AIM OF THE TASK: Repeat the material below word for word and leave out all pictures.

DATA PROVIDED:
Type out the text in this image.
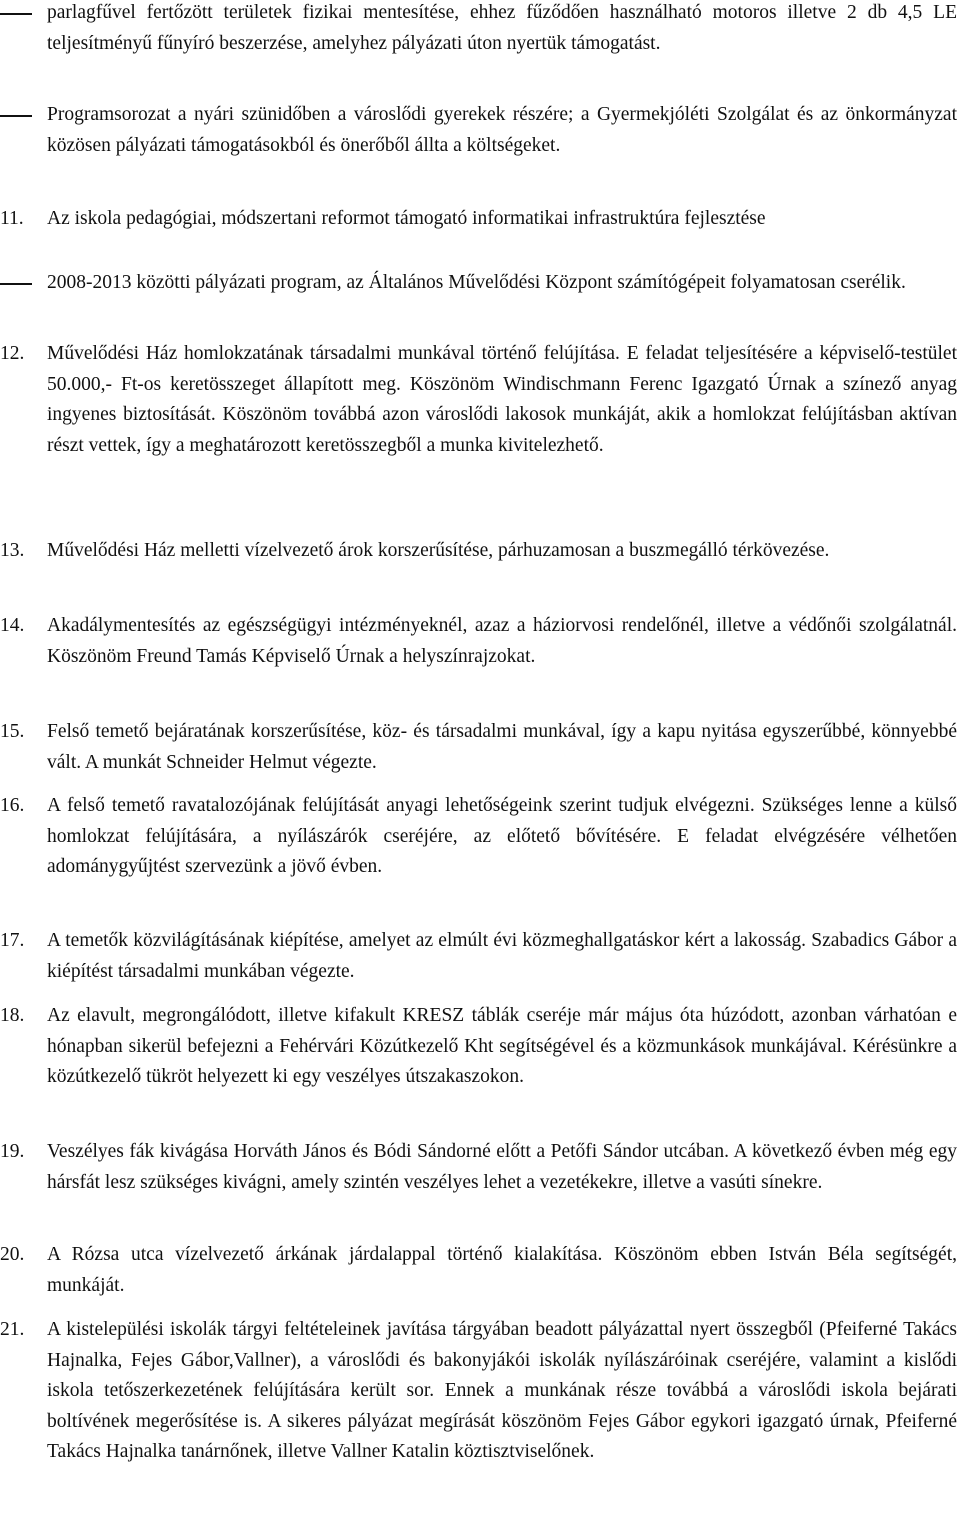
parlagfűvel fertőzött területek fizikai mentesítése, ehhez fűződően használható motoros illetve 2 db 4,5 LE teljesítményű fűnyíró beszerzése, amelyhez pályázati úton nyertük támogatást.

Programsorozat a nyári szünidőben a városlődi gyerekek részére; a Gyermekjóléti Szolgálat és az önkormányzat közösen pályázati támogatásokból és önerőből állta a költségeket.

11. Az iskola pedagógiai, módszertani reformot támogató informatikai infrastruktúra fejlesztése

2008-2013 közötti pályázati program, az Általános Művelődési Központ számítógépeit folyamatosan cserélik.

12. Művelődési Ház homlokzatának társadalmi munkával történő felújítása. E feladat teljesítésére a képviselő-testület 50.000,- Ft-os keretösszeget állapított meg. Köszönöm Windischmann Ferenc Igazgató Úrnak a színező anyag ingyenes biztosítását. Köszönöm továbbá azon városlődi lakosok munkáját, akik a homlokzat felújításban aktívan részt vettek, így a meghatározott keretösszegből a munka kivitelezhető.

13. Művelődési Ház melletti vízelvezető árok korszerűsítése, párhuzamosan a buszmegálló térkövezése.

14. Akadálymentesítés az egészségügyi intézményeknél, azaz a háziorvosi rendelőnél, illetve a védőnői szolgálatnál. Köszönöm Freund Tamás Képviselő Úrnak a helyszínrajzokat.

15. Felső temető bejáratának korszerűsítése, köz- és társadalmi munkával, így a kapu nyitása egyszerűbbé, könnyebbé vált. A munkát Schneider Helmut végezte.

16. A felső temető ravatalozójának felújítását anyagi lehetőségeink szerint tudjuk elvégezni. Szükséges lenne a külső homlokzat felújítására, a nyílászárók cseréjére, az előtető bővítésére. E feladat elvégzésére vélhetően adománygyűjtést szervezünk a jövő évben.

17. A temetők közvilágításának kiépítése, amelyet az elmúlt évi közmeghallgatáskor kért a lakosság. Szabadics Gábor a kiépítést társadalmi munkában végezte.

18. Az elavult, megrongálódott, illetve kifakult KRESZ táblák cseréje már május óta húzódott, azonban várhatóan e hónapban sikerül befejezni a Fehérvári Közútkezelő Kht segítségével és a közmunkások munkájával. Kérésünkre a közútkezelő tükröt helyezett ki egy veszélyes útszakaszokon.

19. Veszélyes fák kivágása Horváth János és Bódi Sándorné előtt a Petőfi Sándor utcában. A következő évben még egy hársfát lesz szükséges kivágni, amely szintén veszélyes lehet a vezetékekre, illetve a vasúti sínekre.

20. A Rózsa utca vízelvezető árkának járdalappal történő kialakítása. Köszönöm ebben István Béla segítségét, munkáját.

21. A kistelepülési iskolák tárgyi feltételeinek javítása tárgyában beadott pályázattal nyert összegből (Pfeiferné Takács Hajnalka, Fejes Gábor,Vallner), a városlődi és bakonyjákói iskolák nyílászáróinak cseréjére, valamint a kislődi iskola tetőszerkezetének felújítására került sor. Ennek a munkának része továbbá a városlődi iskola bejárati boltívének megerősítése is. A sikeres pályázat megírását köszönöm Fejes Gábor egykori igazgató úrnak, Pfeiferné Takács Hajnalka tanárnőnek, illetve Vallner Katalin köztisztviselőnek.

REPLY:
Type out the text in this image.
parlagfűvel fertőzött területek fizikai mentesítése, ehhez fűződően használható motoros illetve 2 db 4,5 LE teljesítményű fűnyíró beszerzése, amelyhez pályázati úton nyertük támogatást.

Programsorozat a nyári szünidőben a városlődi gyerekek részére; a Gyermekjóléti Szolgálat és az önkormányzat közösen pályázati támogatásokból és önerőből állta a költségeket.

11. Az iskola pedagógiai, módszertani reformot támogató informatikai infrastruktúra fejlesztése

2008-2013 közötti pályázati program, az Általános Művelődési Központ számítógépeit folyamatosan cserélik.

12. Művelődési Ház homlokzatának társadalmi munkával történő felújítása. E feladat teljesítésére a képviselő-testület 50.000,- Ft-os keretösszeget állapított meg. Köszönöm Windischmann Ferenc Igazgató Úrnak a színező anyag ingyenes biztosítását. Köszönöm továbbá azon városlődi lakosok munkáját, akik a homlokzat felújításban aktívan részt vettek, így a meghatározott keretösszegből a munka kivitelezhető.

13. Művelődési Ház melletti vízelvezető árok korszerűsítése, párhuzamosan a buszmegálló térkövezése.

14. Akadálymentesítés az egészségügyi intézményeknél, azaz a háziorvosi rendelőnél, illetve a védőnői szolgálatnál. Köszönöm Freund Tamás Képviselő Úrnak a helyszínrajzokat.

15. Felső temető bejáratának korszerűsítése, köz- és társadalmi munkával, így a kapu nyitása egyszerűbbé, könnyebbé vált. A munkát Schneider Helmut végezte.

16. A felső temető ravatalozójának felújítását anyagi lehetőségeink szerint tudjuk elvégezni. Szükséges lenne a külső homlokzat felújítására, a nyílászárók cseréjére, az előtető bővítésére. E feladat elvégzésére vélhetően adománygyűjtést szervezünk a jövő évben.

17. A temetők közvilágításának kiépítése, amelyet az elmúlt évi közmeghallgatáskor kért a lakosság. Szabadics Gábor a kiépítést társadalmi munkában végezte.

18. Az elavult, megrongálódott, illetve kifakult KRESZ táblák cseréje már május óta húzódott, azonban várhatóan e hónapban sikerül befejezni a Fehérvári Közútkezelő Kht segítségével és a közmunkások munkájával. Kérésünkre a közútkezelő tükröt helyezett ki egy veszélyes útszakaszokon.

19. Veszélyes fák kivágása Horváth János és Bódi Sándorné előtt a Petőfi Sándor utcában. A következő évben még egy hársfát lesz szükséges kivágni, amely szintén veszélyes lehet a vezetékekre, illetve a vasúti sínekre.

20. A Rózsa utca vízelvezető árkának járdalappal történő kialakítása. Köszönöm ebben István Béla segítségét, munkáját.

21. A kistelepülési iskolák tárgyi feltételeinek javítása tárgyában beadott pályázattal nyert összegből (Pfeiferné Takács Hajnalka, Fejes Gábor,Vallner), a városlődi és bakonyjákói iskolák nyílászáróinak cseréjére, valamint a kislődi iskola tetőszerkezetének felújítására került sor. Ennek a munkának része továbbá a városlődi iskola bejárati boltívének megerősítése is. A sikeres pályázat megírását köszönöm Fejes Gábor egykori igazgató úrnak, Pfeiferné Takács Hajnalka tanárnőnek, illetve Vallner Katalin köztisztviselőnek.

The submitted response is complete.